▸ **YOUR INSTRUCTIONS**
Identify every line containing the word "国债收益率" and reproduce each one.

▸ **MATERIAL**
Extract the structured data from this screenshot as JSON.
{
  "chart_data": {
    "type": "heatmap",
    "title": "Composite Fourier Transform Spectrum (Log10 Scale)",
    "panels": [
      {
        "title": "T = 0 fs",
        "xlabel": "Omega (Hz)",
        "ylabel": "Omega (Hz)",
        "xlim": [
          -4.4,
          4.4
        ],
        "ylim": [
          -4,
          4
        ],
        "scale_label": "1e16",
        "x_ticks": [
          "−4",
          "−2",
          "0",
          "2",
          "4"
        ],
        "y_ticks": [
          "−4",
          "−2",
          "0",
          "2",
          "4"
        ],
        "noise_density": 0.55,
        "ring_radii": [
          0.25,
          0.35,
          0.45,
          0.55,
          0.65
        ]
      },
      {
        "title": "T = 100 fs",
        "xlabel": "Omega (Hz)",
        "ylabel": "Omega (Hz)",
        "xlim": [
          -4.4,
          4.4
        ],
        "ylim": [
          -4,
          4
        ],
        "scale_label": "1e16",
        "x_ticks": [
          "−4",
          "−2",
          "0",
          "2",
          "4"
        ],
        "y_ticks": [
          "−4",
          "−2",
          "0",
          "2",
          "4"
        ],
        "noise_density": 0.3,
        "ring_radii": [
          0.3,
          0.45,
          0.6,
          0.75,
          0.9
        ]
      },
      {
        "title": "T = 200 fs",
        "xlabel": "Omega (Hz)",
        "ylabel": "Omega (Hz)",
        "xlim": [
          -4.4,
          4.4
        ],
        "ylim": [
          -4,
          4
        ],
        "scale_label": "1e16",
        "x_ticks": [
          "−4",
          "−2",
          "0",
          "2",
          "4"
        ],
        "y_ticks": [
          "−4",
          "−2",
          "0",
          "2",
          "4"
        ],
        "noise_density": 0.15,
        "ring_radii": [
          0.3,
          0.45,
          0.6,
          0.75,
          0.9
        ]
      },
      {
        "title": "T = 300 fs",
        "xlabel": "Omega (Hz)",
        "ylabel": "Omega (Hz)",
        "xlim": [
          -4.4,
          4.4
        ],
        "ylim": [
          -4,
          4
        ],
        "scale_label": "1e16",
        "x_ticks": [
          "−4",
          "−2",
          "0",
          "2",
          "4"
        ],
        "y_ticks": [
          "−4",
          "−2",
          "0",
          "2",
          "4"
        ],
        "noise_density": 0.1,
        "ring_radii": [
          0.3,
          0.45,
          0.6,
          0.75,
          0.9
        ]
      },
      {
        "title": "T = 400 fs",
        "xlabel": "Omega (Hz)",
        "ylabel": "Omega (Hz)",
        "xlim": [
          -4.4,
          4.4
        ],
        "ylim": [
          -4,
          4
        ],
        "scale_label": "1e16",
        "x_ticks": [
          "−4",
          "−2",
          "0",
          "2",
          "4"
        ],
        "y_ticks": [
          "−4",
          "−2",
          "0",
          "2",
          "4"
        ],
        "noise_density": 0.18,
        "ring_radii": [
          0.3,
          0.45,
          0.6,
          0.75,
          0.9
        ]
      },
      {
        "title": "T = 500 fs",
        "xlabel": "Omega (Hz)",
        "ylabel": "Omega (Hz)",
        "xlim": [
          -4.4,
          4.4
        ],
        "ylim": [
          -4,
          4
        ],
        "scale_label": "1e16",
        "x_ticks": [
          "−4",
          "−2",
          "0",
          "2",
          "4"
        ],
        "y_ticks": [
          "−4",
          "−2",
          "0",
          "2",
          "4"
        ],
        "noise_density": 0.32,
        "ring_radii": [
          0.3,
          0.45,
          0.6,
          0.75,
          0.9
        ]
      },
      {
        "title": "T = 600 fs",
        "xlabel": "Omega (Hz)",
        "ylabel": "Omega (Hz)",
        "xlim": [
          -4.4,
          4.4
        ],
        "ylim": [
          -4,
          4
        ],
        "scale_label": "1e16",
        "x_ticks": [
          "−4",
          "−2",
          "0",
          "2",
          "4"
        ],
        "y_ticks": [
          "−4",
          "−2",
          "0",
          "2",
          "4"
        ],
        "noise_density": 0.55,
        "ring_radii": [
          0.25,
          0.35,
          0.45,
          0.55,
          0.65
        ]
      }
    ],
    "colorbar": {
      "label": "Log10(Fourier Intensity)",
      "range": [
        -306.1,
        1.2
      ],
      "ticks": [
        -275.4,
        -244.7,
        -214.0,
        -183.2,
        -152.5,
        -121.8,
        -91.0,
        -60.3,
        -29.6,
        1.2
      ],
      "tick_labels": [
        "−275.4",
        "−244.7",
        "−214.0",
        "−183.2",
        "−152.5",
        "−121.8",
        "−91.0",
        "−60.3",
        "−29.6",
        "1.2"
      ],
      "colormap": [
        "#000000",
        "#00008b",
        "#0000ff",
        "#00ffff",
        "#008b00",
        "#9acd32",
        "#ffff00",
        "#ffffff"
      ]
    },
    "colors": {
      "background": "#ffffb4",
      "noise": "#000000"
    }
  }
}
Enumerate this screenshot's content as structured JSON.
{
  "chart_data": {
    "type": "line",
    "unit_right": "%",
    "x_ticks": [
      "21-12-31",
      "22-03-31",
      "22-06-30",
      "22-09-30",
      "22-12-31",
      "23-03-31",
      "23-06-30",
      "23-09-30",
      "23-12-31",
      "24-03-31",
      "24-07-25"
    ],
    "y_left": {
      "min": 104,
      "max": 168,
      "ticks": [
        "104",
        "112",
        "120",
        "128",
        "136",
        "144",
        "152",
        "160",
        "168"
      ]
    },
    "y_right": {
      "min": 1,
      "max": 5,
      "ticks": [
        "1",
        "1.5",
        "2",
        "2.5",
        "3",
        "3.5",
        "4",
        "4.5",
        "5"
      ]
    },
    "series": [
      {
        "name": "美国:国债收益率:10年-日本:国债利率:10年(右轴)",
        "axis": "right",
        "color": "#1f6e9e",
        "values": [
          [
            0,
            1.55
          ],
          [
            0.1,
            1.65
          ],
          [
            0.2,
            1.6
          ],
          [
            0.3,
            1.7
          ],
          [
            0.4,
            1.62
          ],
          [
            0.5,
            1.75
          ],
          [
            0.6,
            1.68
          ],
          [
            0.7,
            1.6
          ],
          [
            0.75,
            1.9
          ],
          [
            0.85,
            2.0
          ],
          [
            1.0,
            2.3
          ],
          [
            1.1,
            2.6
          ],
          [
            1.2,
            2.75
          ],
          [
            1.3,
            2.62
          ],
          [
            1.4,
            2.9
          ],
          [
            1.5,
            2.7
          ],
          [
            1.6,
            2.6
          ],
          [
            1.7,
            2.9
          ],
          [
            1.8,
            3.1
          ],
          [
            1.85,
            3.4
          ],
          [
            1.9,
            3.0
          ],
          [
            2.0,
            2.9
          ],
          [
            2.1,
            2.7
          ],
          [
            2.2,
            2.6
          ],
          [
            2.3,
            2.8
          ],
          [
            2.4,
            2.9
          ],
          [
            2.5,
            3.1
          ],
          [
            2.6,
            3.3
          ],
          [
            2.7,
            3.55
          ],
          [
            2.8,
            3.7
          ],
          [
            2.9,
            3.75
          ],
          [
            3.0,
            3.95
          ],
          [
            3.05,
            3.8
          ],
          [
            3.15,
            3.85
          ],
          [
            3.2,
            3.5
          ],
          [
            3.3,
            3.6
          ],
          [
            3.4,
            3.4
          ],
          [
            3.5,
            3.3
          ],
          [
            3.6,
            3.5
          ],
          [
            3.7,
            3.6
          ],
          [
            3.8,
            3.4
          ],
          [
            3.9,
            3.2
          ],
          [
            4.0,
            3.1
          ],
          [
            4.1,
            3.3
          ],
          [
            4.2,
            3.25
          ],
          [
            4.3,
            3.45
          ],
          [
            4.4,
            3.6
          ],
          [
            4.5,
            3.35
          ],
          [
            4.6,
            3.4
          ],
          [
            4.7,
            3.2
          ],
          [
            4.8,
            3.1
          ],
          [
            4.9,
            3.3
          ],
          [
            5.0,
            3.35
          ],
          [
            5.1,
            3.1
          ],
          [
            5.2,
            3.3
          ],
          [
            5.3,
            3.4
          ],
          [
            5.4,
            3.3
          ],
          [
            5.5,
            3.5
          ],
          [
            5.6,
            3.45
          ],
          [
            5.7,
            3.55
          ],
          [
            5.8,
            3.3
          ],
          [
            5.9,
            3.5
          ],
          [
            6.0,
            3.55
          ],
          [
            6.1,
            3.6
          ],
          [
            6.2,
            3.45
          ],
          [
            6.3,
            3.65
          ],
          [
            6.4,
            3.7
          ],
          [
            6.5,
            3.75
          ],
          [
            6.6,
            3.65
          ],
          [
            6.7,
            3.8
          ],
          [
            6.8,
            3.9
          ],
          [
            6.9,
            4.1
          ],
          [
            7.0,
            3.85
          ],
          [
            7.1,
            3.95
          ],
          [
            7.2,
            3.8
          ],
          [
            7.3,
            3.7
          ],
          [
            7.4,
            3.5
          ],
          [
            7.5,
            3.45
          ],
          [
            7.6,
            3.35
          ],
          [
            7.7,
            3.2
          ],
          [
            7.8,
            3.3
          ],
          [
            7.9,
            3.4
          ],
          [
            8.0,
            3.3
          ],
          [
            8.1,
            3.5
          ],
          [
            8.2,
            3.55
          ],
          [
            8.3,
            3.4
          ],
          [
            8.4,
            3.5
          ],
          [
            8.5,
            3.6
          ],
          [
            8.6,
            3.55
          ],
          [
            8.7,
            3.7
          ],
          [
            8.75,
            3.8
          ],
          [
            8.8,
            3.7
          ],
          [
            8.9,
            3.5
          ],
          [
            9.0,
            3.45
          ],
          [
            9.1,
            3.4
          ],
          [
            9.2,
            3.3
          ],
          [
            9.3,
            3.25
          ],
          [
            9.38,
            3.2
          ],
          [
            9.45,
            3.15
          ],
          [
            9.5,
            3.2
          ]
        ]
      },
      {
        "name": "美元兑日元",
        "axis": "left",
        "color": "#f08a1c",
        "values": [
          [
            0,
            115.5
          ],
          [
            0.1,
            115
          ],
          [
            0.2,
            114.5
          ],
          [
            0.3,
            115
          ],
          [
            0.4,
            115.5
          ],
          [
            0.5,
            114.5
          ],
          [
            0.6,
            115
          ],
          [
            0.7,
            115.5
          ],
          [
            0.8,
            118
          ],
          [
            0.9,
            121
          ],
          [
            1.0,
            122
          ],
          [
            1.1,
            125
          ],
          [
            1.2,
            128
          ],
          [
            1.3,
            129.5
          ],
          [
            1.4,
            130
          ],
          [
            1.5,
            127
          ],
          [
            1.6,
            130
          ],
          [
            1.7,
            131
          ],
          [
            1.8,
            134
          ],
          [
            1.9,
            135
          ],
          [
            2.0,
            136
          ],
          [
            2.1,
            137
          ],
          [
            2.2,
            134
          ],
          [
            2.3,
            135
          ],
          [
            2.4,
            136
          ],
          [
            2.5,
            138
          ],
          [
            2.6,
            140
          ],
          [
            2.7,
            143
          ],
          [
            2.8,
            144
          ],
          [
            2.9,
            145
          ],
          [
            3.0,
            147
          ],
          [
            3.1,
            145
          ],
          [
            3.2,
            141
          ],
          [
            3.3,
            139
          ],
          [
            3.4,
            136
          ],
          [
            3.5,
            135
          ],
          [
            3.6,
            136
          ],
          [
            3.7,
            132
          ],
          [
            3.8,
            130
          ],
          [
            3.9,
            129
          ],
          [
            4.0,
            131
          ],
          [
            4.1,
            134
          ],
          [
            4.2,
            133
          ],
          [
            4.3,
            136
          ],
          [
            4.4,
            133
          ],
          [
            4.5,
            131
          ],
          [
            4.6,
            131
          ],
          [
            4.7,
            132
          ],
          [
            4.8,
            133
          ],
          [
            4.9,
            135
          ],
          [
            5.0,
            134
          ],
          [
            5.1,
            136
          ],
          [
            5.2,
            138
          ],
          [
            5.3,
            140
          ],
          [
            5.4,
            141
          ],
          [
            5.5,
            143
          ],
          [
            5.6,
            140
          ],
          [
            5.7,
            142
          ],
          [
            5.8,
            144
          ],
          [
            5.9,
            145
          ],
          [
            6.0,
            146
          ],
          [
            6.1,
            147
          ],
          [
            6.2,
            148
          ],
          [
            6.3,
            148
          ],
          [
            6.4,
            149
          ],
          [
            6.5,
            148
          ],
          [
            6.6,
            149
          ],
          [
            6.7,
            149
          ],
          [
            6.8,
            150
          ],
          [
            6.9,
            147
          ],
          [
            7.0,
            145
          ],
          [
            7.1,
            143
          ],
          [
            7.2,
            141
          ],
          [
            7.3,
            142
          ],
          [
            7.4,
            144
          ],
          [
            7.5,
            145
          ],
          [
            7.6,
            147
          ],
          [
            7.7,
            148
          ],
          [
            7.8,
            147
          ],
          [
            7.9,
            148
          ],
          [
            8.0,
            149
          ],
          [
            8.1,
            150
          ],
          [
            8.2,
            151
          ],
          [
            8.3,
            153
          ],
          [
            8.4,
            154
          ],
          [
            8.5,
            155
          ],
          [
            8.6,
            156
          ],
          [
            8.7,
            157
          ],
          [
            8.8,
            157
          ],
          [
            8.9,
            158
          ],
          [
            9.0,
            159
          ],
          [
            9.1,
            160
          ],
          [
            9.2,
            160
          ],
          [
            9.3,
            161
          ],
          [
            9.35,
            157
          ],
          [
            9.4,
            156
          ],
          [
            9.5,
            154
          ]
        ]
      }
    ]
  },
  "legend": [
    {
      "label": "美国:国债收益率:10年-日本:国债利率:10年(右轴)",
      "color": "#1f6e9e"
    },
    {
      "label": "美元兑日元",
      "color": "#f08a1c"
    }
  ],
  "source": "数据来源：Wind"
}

▸ **SOLUTION TO THE PROBLEM**
        "name": "美国:国债收益率:10年-日本:国债利率:10年(右轴)",
      "label": "美国:国债收益率:10年-日本:国债利率:10年(右轴)",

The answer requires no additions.